- _Exercise aim_: Going through the material below, please gather all lines with the word "Insee" in them.

─── Material for this exercise

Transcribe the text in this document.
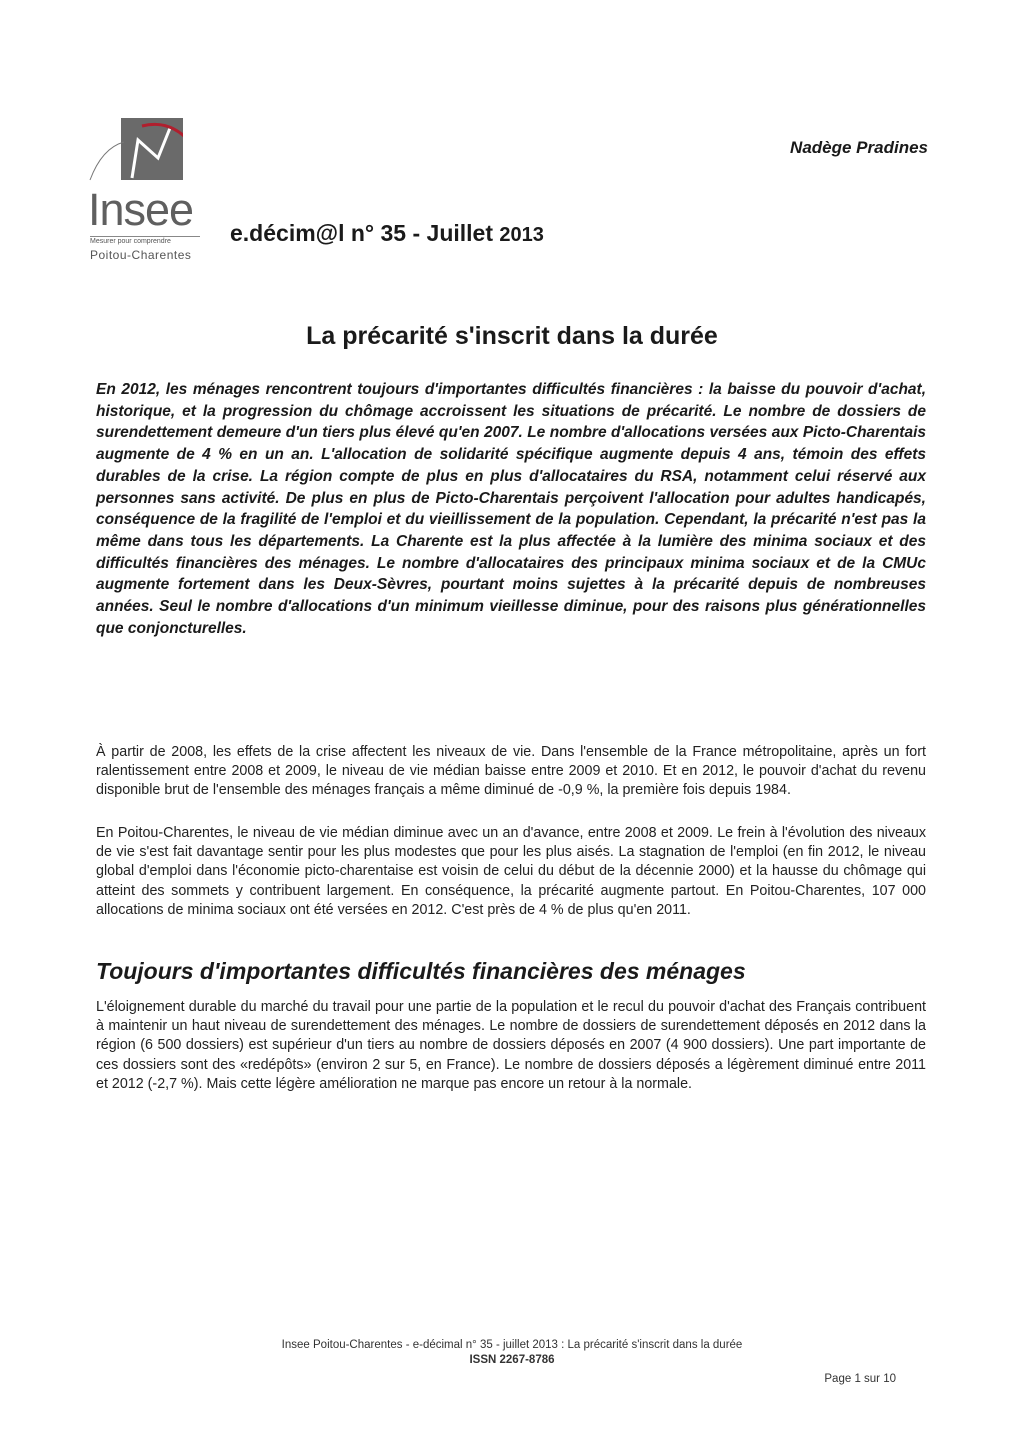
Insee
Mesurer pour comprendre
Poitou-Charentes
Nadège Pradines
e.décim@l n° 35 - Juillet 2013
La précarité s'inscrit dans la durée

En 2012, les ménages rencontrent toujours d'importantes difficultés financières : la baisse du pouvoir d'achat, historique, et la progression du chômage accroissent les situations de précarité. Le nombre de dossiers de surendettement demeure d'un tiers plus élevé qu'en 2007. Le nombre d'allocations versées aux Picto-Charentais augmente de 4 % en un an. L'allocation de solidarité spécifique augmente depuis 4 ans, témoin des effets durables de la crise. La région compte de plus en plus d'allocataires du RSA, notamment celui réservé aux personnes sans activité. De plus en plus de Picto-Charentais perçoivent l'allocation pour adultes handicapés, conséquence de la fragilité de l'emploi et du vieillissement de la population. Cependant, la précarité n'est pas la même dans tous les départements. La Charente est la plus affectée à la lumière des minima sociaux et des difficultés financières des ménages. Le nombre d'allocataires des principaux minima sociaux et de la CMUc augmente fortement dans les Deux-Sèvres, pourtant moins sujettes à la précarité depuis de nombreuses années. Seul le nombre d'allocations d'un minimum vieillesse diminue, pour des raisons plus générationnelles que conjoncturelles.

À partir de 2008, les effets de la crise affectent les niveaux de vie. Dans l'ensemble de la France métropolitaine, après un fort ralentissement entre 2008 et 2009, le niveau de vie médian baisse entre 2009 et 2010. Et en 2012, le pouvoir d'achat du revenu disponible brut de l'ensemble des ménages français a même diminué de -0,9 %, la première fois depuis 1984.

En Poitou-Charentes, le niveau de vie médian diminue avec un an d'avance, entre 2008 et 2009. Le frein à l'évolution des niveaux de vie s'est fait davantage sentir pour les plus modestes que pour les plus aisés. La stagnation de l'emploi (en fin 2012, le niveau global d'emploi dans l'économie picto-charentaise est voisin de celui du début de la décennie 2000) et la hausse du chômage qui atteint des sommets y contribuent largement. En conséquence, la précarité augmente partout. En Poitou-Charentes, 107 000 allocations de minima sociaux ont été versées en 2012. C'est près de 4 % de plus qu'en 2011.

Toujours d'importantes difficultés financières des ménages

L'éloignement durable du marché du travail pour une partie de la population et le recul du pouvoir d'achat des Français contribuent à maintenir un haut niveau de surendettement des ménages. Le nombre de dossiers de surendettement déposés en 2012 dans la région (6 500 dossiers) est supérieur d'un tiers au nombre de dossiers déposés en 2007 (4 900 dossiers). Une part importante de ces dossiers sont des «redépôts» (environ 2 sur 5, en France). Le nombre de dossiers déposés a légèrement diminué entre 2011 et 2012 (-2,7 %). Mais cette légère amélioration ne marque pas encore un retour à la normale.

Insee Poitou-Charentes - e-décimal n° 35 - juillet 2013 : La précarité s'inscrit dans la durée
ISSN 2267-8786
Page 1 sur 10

──────
─── Material for this exercise

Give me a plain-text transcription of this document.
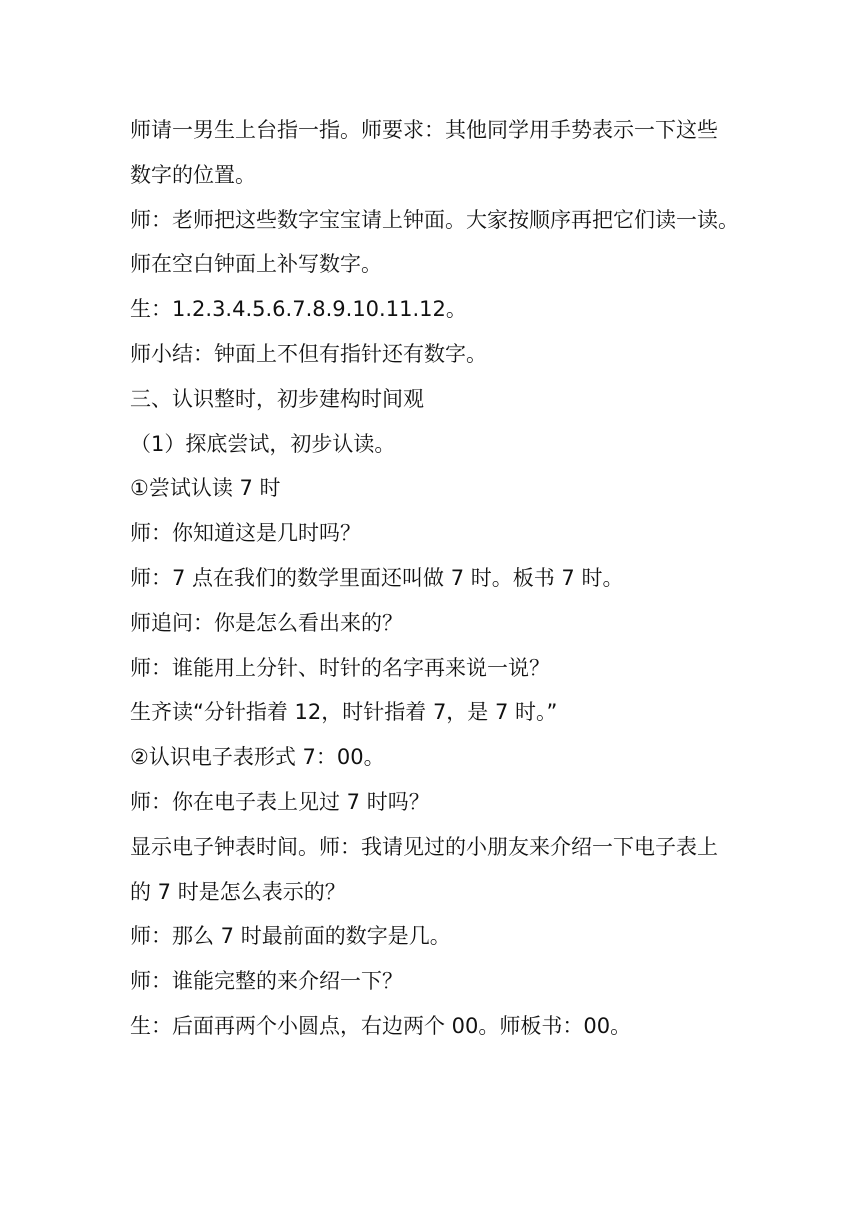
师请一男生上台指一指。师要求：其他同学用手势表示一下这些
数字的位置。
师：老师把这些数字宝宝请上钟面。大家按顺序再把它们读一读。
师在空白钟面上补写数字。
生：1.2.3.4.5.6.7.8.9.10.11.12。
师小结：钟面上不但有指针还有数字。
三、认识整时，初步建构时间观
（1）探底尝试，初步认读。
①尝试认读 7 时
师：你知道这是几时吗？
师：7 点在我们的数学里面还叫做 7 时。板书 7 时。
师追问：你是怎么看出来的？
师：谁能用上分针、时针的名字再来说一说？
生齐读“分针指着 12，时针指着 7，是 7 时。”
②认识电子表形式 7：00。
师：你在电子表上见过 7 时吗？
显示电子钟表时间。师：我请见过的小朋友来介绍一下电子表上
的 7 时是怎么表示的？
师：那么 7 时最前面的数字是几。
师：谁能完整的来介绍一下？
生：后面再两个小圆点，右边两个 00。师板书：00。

──────
─── Material for this exercise

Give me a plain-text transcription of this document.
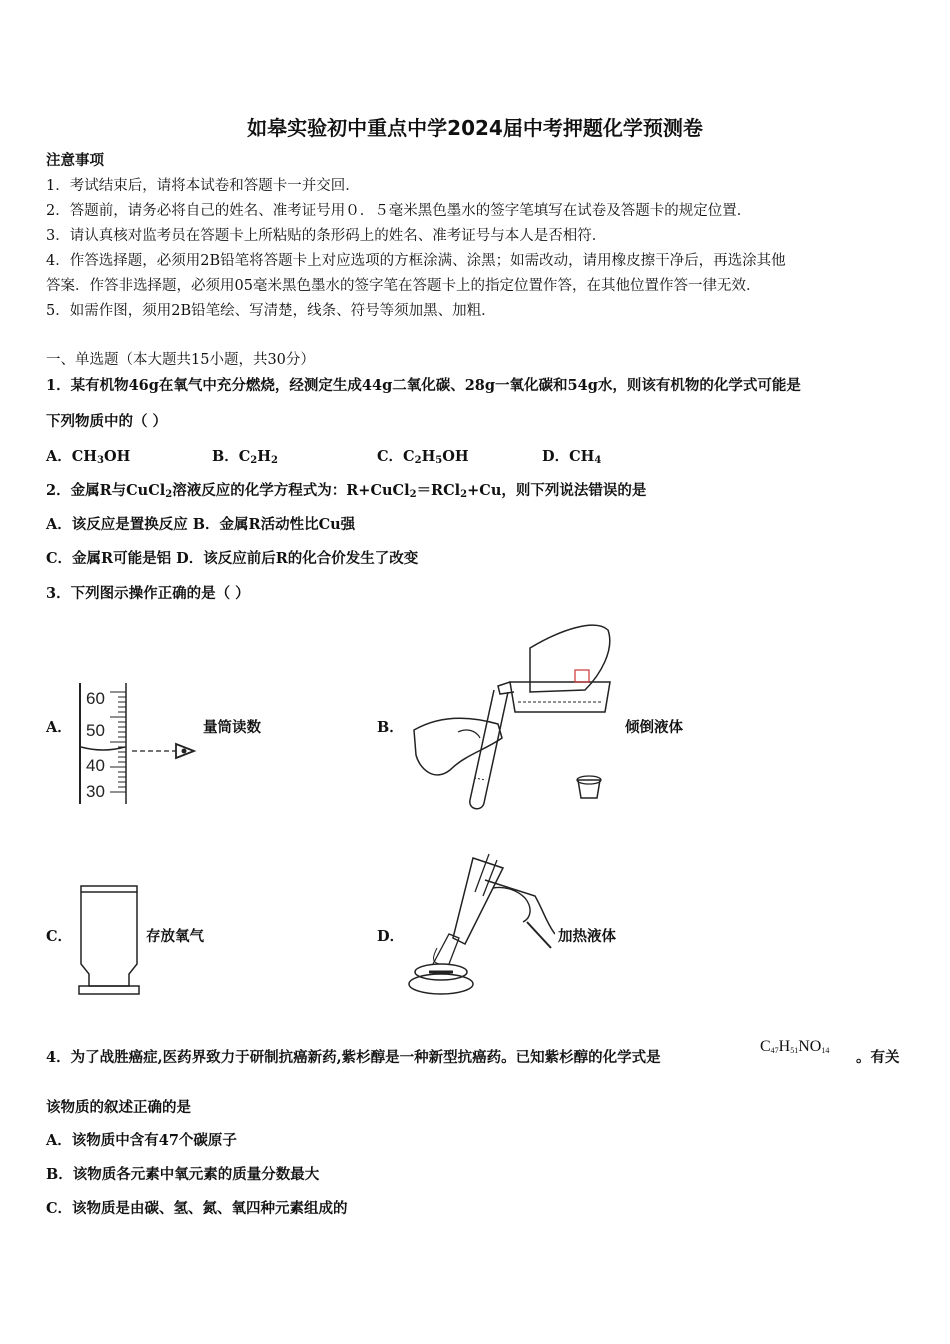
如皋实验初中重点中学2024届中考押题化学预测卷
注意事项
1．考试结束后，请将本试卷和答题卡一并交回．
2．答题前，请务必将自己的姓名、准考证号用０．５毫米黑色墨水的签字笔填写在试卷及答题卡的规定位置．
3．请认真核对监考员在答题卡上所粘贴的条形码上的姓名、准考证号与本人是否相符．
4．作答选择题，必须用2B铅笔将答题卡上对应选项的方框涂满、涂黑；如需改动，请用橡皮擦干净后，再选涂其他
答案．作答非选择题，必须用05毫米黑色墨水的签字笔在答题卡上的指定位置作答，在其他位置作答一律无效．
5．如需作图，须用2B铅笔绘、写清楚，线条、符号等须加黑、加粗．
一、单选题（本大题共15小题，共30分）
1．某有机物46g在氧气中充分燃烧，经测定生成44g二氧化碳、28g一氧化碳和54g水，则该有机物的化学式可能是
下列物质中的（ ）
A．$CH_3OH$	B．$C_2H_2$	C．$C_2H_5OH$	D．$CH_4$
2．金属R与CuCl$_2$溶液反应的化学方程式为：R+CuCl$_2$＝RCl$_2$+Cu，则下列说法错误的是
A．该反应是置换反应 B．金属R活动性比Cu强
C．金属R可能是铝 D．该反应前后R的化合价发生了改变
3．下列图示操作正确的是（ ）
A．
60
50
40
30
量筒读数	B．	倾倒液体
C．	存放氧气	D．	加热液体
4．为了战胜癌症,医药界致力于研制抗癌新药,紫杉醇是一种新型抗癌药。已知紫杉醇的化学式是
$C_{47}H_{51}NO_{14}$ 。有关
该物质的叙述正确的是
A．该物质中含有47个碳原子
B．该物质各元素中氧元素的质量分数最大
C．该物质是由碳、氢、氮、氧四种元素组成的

──────

- _Task output_:
Insee
Insee Poitou-Charentes - e-décimal n° 35 - juillet 2013 : La précarité s'inscrit dans la durée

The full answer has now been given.